SUPPLIED PASSAGE
And it is very difficult to assume one type of specific recipe, if you will, for how these are being created in the real world. So simulations combined with Bayesian methodology, I think they put so much in the hands of you, the data scientist or statistician, to come up with meaningful answers in light of not knowing what is the real source of truth here. So, again, it's a great it's a great, you know, pseudo, you know, gateway to to that side of the world. And, yeah, I probably would have had a little better grades if I had something like Andrew as a professor, but we don't have that time machine yet, Mike. And, I dare say we ended up pretty well nonetheless, but, you know, hindsight is 2020.
[00:36:02] Mike Thomas:
I think so too, Eric.
[00:36:14] Eric Nantz:
And lastly on the show today, we're gonna talk about we referenced this a little bit last week, but we had the good fortune, both Mike and I, of attending the recent, shiny conference, 2024, that was held by Absalon. And our last highlight today is a little, very nice and insightful blog post that they had that they wrote earlier this week on their particular highlights from the conference. And trust me, as someone who's been on the other side organizing these type of events, it is always great to reflect back, and I think what they share is what I share as well.
The content that we saw at Shining Conf was absolutely amazing from top to bottom across many different spectrums of innovation on Shiny itself the respect to doing data for good, which is a track that was led by our good friend, John Harmon. And then our shiny life sciences track, I had the pleasure of leading that track and having a lot of great content as well and amongst much more about Shining and Enterprise as well. They first mentioned, you know, talk that we actually talked about in the highlights last week, the tailoring Shiny for modern users. There's a shout out here in the post about that. You gotta listen to last week's episode for our take on that particular talk.
But, also, one of the keynotes that gave a lot of attention there were a few keynotes, actually. But Joe Chang, of course, the CTO and author of Shiny himself, talked about the async interest session concurrency in Shiny with extended task. This has been in the works for a long time, but when the recording comes out, you'll definitely wanna watch this talk because if you've been down the promises train that was talked about years ago in one of the, Rstudio conf keynotes, You know that wasn't for the faint of heart. This is really trying to put async within Shiny apps in a much more accessible way to developers.

TASK DIRECTIONS
Reproduce verbatim everything in the podcast transcript from "The content that" down to "that particular talk.".

RECORDS SUPPLIED
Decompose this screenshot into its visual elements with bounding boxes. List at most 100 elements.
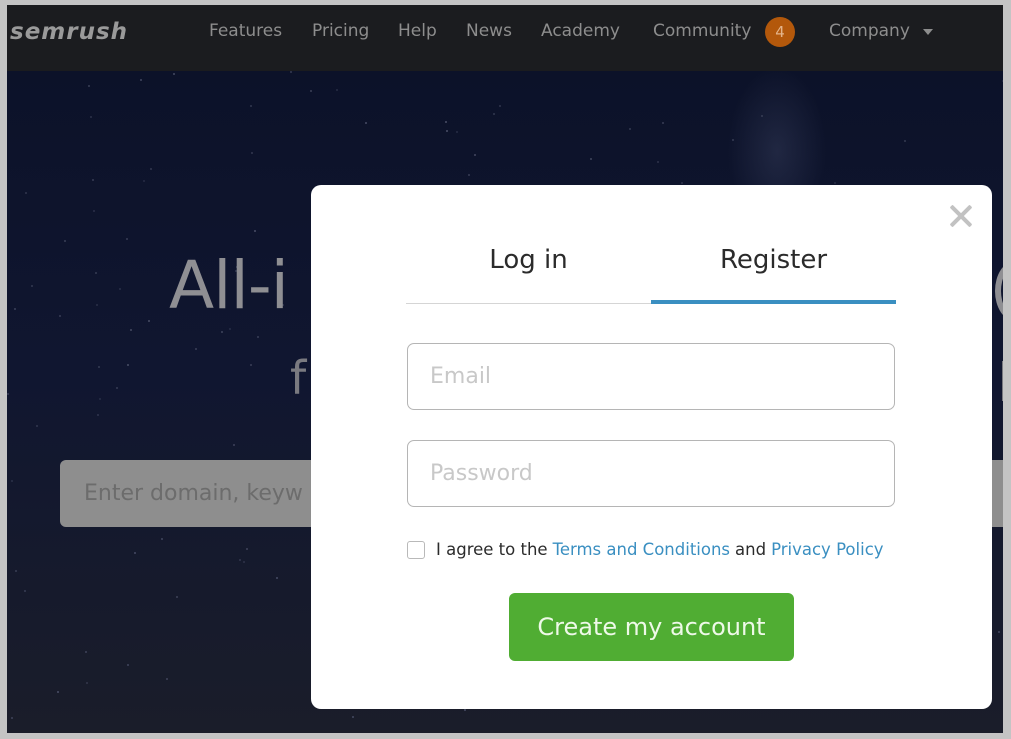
terms-link[interactable]: Terms and Conditions [553,540,730,559]
star-decoration [88,84,91,87]
star-decoration [628,127,631,130]
star-decoration [195,347,198,350]
star-decoration [493,113,496,116]
email-field[interactable] [407,343,895,410]
star-decoration [173,72,176,75]
star-decoration [130,328,133,331]
agree-checkbox[interactable] [407,540,425,559]
community-notification-badge: 4 [765,17,795,47]
star-decoration [732,139,735,142]
star-decoration [499,105,502,108]
star-decoration [58,314,61,317]
nav-item-features[interactable]: Features [209,21,282,41]
star-decoration [30,284,33,287]
password-field[interactable] [407,440,895,507]
nav-item-help[interactable]: Help [398,21,437,41]
star-decoration [126,664,129,667]
nav-item-pricing[interactable]: Pricing [312,21,369,41]
star-decoration [115,386,118,389]
star-decoration [903,140,906,143]
star-decoration [99,397,102,400]
star-decoration [63,240,66,243]
star-decoration [761,115,764,117]
terms-agreement: I agree to the Terms and Conditions and … [407,540,884,559]
semrush-logo[interactable]: semrush [10,19,128,45]
star-decoration [35,425,38,428]
star-decoration [133,551,136,554]
star-decoration [96,303,98,306]
star-decoration [467,174,470,177]
star-decoration [89,116,92,119]
star-decoration [56,690,59,693]
star-decoration [229,328,232,331]
star-decoration [119,287,122,290]
star-decoration [94,272,97,275]
nav-item-academy[interactable]: Academy [541,21,620,41]
star-decoration [1001,80,1003,83]
star-decoration [250,363,252,366]
star-decoration [474,153,477,156]
star-decoration [445,120,448,123]
close-icon[interactable] [946,201,976,231]
star-decoration [681,182,684,185]
star-decoration [127,364,130,367]
star-decoration [238,559,241,562]
hero-title-fragment [995,261,1003,321]
auth-tabs: Log in Register [406,233,896,304]
hero-subtitle: f [290,351,307,405]
star-decoration [455,130,458,133]
star-decoration [242,561,245,564]
star-decoration [150,168,153,171]
star-decoration [289,71,292,74]
star-decoration [256,336,259,339]
star-decoration [590,158,593,161]
register-modal: Log in Register I agree to the Terms and… [311,185,992,709]
star-decoration [352,716,355,719]
star-decoration [160,537,163,540]
star-decoration [97,413,100,416]
star-decoration [147,320,150,323]
star-decoration [23,589,26,592]
nav-item-news[interactable]: News [466,21,512,41]
top-navbar: semrush Features Pricing Help News Acade… [7,5,1003,71]
star-decoration [254,229,257,232]
star-decoration [85,651,88,654]
star-decoration [834,182,837,185]
star-decoration [276,576,279,579]
star-decoration [92,209,95,212]
star-decoration [661,121,664,124]
star-decoration [140,79,143,82]
star-decoration [309,90,312,93]
star-decoration [86,682,89,685]
privacy-link[interactable]: Privacy Policy [771,540,883,559]
tab-register[interactable]: Register [651,233,896,304]
star-decoration [165,678,168,681]
star-decoration [10,716,13,719]
star-decoration [446,130,449,133]
nav-item-company[interactable]: Company [829,21,910,41]
agree-text: I agree to the [436,540,548,559]
browser-viewport: All-i f semrush Features Pricing Help Ne… [7,5,1003,733]
star-decoration [246,547,249,550]
star-decoration [98,366,101,369]
create-account-button[interactable]: Create my account [509,593,794,661]
star-decoration [221,330,224,333]
star-decoration [997,630,1000,633]
star-decoration [15,570,18,573]
tab-log-in[interactable]: Log in [406,233,651,303]
star-decoration [125,238,128,241]
star-decoration [251,151,254,154]
hero-subtitle-fragment [1002,361,1003,401]
star-decoration [249,104,252,107]
chevron-down-icon[interactable] [923,29,933,35]
nav-item-community[interactable]: Community [653,21,751,41]
hero-title: All-i [169,247,289,324]
star-decoration [463,709,466,712]
star-decoration [364,121,367,124]
star-decoration [13,308,16,311]
agree-and-text: and [735,540,767,559]
star-decoration [143,179,146,182]
star-decoration [7,392,10,395]
star-decoration [25,191,28,194]
star-decoration [176,596,179,599]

FINISHED EXERCISE
The content that we saw at Shining Conf was absolutely amazing from top to bottom across many different spectrums of innovation on Shiny itself the respect to doing data for good, which is a track that was led by our good friend, John Harmon. And then our shiny life sciences track, I had the pleasure of leading that track and having a lot of great content as well and amongst much more about Shining and Enterprise as well. They first mentioned, you know, talk that we actually talked about in the highlights last week, the tailoring Shiny for modern users. There's a shout out here in the post about that. You gotta listen to last week's episode for our take on that particular talk.